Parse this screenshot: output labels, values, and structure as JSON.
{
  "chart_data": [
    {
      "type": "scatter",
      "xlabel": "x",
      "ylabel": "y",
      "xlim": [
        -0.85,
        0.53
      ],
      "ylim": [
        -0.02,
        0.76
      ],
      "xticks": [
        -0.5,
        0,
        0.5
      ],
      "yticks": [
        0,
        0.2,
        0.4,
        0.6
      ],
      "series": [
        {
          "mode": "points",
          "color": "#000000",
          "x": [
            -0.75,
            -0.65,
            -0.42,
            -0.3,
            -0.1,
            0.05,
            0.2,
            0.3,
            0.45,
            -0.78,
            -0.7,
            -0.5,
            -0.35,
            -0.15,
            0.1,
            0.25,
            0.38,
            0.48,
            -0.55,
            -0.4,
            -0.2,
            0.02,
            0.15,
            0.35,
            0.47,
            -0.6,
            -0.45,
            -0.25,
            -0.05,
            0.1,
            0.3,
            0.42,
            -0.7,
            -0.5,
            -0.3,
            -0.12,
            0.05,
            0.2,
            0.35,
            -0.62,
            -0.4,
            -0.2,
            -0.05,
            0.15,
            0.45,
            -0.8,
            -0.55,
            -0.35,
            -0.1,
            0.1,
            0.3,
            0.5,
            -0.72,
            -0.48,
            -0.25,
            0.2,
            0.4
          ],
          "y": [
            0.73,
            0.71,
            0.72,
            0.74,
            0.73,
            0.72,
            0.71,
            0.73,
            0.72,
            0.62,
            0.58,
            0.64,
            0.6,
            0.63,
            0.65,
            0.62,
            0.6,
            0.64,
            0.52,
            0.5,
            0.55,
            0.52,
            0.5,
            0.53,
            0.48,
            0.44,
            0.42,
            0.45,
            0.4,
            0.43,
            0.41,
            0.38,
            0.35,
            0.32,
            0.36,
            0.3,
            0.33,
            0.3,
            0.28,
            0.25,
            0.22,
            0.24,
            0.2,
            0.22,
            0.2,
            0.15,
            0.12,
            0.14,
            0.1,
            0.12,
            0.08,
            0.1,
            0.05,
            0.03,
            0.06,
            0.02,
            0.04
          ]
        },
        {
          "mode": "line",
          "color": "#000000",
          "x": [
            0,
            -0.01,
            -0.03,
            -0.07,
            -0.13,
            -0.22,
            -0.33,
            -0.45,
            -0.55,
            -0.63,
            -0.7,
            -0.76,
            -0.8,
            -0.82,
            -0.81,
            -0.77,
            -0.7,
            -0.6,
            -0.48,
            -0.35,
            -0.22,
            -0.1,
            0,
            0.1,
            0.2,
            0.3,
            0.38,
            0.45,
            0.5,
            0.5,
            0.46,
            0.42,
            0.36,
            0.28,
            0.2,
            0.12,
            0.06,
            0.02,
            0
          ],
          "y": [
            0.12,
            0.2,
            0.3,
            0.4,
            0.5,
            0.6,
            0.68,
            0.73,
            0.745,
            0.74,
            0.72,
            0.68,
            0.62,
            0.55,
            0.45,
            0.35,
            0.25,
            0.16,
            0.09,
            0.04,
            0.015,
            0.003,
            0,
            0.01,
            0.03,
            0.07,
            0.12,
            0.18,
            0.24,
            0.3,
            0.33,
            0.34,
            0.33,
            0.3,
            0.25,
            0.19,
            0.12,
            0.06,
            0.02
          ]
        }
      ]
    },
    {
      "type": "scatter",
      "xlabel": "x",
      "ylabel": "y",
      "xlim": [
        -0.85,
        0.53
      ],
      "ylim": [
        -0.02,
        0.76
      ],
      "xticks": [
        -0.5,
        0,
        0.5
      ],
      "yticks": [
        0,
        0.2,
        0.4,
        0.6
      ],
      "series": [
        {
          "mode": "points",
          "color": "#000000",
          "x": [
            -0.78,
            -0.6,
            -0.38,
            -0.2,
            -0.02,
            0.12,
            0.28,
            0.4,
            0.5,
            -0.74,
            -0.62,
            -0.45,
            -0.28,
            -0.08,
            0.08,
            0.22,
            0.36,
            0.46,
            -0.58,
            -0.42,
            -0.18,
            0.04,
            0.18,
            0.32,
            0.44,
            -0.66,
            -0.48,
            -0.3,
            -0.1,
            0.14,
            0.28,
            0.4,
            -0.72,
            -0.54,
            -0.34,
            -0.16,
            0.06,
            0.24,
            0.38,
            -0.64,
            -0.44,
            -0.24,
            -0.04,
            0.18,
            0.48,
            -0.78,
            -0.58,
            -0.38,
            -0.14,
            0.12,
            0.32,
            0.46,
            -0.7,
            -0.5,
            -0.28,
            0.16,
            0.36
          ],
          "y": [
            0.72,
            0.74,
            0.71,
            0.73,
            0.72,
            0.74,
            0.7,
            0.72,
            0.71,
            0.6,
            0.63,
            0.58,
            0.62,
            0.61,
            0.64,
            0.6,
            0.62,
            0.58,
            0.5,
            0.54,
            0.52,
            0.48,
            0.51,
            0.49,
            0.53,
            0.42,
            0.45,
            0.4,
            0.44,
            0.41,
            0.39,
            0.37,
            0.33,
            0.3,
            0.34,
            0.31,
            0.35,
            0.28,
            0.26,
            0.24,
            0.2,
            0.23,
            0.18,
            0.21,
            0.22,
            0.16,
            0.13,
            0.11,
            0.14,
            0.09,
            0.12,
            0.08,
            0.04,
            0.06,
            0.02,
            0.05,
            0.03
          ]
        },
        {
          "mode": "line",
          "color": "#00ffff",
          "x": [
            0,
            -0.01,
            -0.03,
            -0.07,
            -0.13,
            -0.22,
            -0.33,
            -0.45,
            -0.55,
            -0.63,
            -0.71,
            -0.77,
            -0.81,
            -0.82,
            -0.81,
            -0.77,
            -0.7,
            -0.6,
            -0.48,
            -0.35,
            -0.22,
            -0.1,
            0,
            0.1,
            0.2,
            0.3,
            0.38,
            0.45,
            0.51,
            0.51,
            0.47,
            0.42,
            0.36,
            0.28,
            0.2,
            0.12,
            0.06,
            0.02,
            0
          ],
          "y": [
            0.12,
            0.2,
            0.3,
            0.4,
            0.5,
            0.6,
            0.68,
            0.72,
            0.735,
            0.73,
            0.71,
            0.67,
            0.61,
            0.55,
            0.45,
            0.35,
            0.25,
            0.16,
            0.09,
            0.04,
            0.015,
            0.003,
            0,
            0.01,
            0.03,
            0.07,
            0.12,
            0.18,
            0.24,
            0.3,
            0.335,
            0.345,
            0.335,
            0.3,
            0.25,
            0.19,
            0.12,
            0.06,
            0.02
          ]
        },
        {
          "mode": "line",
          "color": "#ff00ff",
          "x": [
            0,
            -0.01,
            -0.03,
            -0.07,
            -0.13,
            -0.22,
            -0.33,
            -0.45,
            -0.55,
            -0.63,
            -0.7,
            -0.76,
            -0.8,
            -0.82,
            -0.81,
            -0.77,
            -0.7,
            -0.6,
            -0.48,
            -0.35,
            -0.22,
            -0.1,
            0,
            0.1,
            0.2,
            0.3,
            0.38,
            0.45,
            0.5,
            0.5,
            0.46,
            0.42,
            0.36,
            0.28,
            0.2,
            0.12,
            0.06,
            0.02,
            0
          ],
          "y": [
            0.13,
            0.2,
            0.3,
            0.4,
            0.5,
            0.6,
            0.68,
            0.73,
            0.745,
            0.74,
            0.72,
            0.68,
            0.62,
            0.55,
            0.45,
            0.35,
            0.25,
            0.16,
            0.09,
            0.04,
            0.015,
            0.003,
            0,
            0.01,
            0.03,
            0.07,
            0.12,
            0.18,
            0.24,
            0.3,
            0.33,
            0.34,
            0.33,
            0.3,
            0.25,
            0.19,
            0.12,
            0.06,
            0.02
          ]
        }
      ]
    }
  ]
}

***

The entries above should be repeated exactly, every one of them.

- **The response**:
Parse this screenshot: output labels, values, and structure as JSON.
{
  "chart_data": [
    {
      "type": "scatter",
      "xlabel": "x",
      "ylabel": "y",
      "xlim": [
        -0.85,
        0.53
      ],
      "ylim": [
        -0.02,
        0.76
      ],
      "xticks": [
        -0.5,
        0,
        0.5
      ],
      "yticks": [
        0,
        0.2,
        0.4,
        0.6
      ],
      "series": [
        {
          "mode": "points",
          "color": "#000000",
          "x": [
            -0.75,
            -0.65,
            -0.42,
            -0.3,
            -0.1,
            0.05,
            0.2,
            0.3,
            0.45,
            -0.78,
            -0.7,
            -0.5,
            -0.35,
            -0.15,
            0.1,
            0.25,
            0.38,
            0.48,
            -0.55,
            -0.4,
            -0.2,
            0.02,
            0.15,
            0.35,
            0.47,
            -0.6,
            -0.45,
            -0.25,
            -0.05,
            0.1,
            0.3,
            0.42,
            -0.7,
            -0.5,
            -0.3,
            -0.12,
            0.05,
            0.2,
            0.35,
            -0.62,
            -0.4,
            -0.2,
            -0.05,
            0.15,
            0.45,
            -0.8,
            -0.55,
            -0.35,
            -0.1,
            0.1,
            0.3,
            0.5,
            -0.72,
            -0.48,
            -0.25,
            0.2,
            0.4
          ],
          "y": [
            0.73,
            0.71,
            0.72,
            0.74,
            0.73,
            0.72,
            0.71,
            0.73,
            0.72,
            0.62,
            0.58,
            0.64,
            0.6,
            0.63,
            0.65,
            0.62,
            0.6,
            0.64,
            0.52,
            0.5,
            0.55,
            0.52,
            0.5,
            0.53,
            0.48,
            0.44,
            0.42,
            0.45,
            0.4,
            0.43,
            0.41,
            0.38,
            0.35,
            0.32,
            0.36,
            0.3,
            0.33,
            0.3,
            0.28,
            0.25,
            0.22,
            0.24,
            0.2,
            0.22,
            0.2,
            0.15,
            0.12,
            0.14,
            0.1,
            0.12,
            0.08,
            0.1,
            0.05,
            0.03,
            0.06,
            0.02,
            0.04
          ]
        },
        {
          "mode": "line",
          "color": "#000000",
          "x": [
            0,
            -0.01,
            -0.03,
            -0.07,
            -0.13,
            -0.22,
            -0.33,
            -0.45,
            -0.55,
            -0.63,
            -0.7,
            -0.76,
            -0.8,
            -0.82,
            -0.81,
            -0.77,
            -0.7,
            -0.6,
            -0.48,
            -0.35,
            -0.22,
            -0.1,
            0,
            0.1,
            0.2,
            0.3,
            0.38,
            0.45,
            0.5,
            0.5,
            0.46,
            0.42,
            0.36,
            0.28,
            0.2,
            0.12,
            0.06,
            0.02,
            0
          ],
          "y": [
            0.12,
            0.2,
            0.3,
            0.4,
            0.5,
            0.6,
            0.68,
            0.73,
            0.745,
            0.74,
            0.72,
            0.68,
            0.62,
            0.55,
            0.45,
            0.35,
            0.25,
            0.16,
            0.09,
            0.04,
            0.015,
            0.003,
            0,
            0.01,
            0.03,
            0.07,
            0.12,
            0.18,
            0.24,
            0.3,
            0.33,
            0.34,
            0.33,
            0.3,
            0.25,
            0.19,
            0.12,
            0.06,
            0.02
          ]
        }
      ]
    },
    {
      "type": "scatter",
      "xlabel": "x",
      "ylabel": "y",
      "xlim": [
        -0.85,
        0.53
      ],
      "ylim": [
        -0.02,
        0.76
      ],
      "xticks": [
        -0.5,
        0,
        0.5
      ],
      "yticks": [
        0,
        0.2,
        0.4,
        0.6
      ],
      "series": [
        {
          "mode": "points",
          "color": "#000000",
          "x": [
            -0.78,
            -0.6,
            -0.38,
            -0.2,
            -0.02,
            0.12,
            0.28,
            0.4,
            0.5,
            -0.74,
            -0.62,
            -0.45,
            -0.28,
            -0.08,
            0.08,
            0.22,
            0.36,
            0.46,
            -0.58,
            -0.42,
            -0.18,
            0.04,
            0.18,
            0.32,
            0.44,
            -0.66,
            -0.48,
            -0.3,
            -0.1,
            0.14,
            0.28,
            0.4,
            -0.72,
            -0.54,
            -0.34,
            -0.16,
            0.06,
            0.24,
            0.38,
            -0.64,
            -0.44,
            -0.24,
            -0.04,
            0.18,
            0.48,
            -0.78,
            -0.58,
            -0.38,
            -0.14,
            0.12,
            0.32,
            0.46,
            -0.7,
            -0.5,
            -0.28,
            0.16,
            0.36
          ],
          "y": [
            0.72,
            0.74,
            0.71,
            0.73,
            0.72,
            0.74,
            0.7,
            0.72,
            0.71,
            0.6,
            0.63,
            0.58,
            0.62,
            0.61,
            0.64,
            0.6,
            0.62,
            0.58,
            0.5,
            0.54,
            0.52,
            0.48,
            0.51,
            0.49,
            0.53,
            0.42,
            0.45,
            0.4,
            0.44,
            0.41,
            0.39,
            0.37,
            0.33,
            0.3,
            0.34,
            0.31,
            0.35,
            0.28,
            0.26,
            0.24,
            0.2,
            0.23,
            0.18,
            0.21,
            0.22,
            0.16,
            0.13,
            0.11,
            0.14,
            0.09,
            0.12,
            0.08,
            0.04,
            0.06,
            0.02,
            0.05,
            0.03
          ]
        },
        {
          "mode": "line",
          "color": "#00ffff",
          "x": [
            0,
            -0.01,
            -0.03,
            -0.07,
            -0.13,
            -0.22,
            -0.33,
            -0.45,
            -0.55,
            -0.63,
            -0.71,
            -0.77,
            -0.81,
            -0.82,
            -0.81,
            -0.77,
            -0.7,
            -0.6,
            -0.48,
            -0.35,
            -0.22,
            -0.1,
            0,
            0.1,
            0.2,
            0.3,
            0.38,
            0.45,
            0.51,
            0.51,
            0.47,
            0.42,
            0.36,
            0.28,
            0.2,
            0.12,
            0.06,
            0.02,
            0
          ],
          "y": [
            0.12,
            0.2,
            0.3,
            0.4,
            0.5,
            0.6,
            0.68,
            0.72,
            0.735,
            0.73,
            0.71,
            0.67,
            0.61,
            0.55,
            0.45,
            0.35,
            0.25,
            0.16,
            0.09,
            0.04,
            0.015,
            0.003,
            0,
            0.01,
            0.03,
            0.07,
            0.12,
            0.18,
            0.24,
            0.3,
            0.335,
            0.345,
            0.335,
            0.3,
            0.25,
            0.19,
            0.12,
            0.06,
            0.02
          ]
        },
        {
          "mode": "line",
          "color": "#ff00ff",
          "x": [
            0,
            -0.01,
            -0.03,
            -0.07,
            -0.13,
            -0.22,
            -0.33,
            -0.45,
            -0.55,
            -0.63,
            -0.7,
            -0.76,
            -0.8,
            -0.82,
            -0.81,
            -0.77,
            -0.7,
            -0.6,
            -0.48,
            -0.35,
            -0.22,
            -0.1,
            0,
            0.1,
            0.2,
            0.3,
            0.38,
            0.45,
            0.5,
            0.5,
            0.46,
            0.42,
            0.36,
            0.28,
            0.2,
            0.12,
            0.06,
            0.02,
            0
          ],
          "y": [
            0.13,
            0.2,
            0.3,
            0.4,
            0.5,
            0.6,
            0.68,
            0.73,
            0.745,
            0.74,
            0.72,
            0.68,
            0.62,
            0.55,
            0.45,
            0.35,
            0.25,
            0.16,
            0.09,
            0.04,
            0.015,
            0.003,
            0,
            0.01,
            0.03,
            0.07,
            0.12,
            0.18,
            0.24,
            0.3,
            0.33,
            0.34,
            0.33,
            0.3,
            0.25,
            0.19,
            0.12,
            0.06,
            0.02
          ]
        }
      ]
    }
  ]
}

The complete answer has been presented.